▸ Stated goal: Below are some records. How many of their lines contain the string "государственной"? Give the number only.

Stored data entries
################
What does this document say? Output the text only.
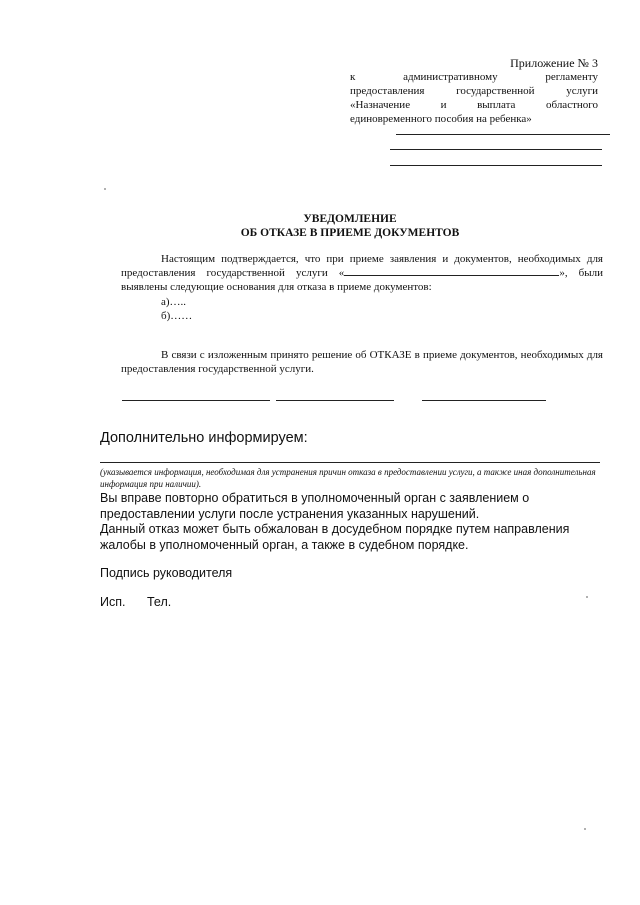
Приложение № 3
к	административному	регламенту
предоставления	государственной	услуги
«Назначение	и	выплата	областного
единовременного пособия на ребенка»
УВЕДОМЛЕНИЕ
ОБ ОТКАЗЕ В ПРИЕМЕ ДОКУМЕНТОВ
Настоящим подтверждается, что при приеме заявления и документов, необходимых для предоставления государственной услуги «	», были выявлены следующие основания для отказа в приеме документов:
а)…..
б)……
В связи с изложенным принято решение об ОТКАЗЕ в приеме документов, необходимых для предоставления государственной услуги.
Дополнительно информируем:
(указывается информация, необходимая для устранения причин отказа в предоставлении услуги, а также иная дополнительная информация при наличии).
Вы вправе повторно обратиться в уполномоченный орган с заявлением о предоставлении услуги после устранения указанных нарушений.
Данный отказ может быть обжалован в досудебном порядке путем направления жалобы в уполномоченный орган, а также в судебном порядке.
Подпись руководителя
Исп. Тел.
################
▸ Result for this task: 3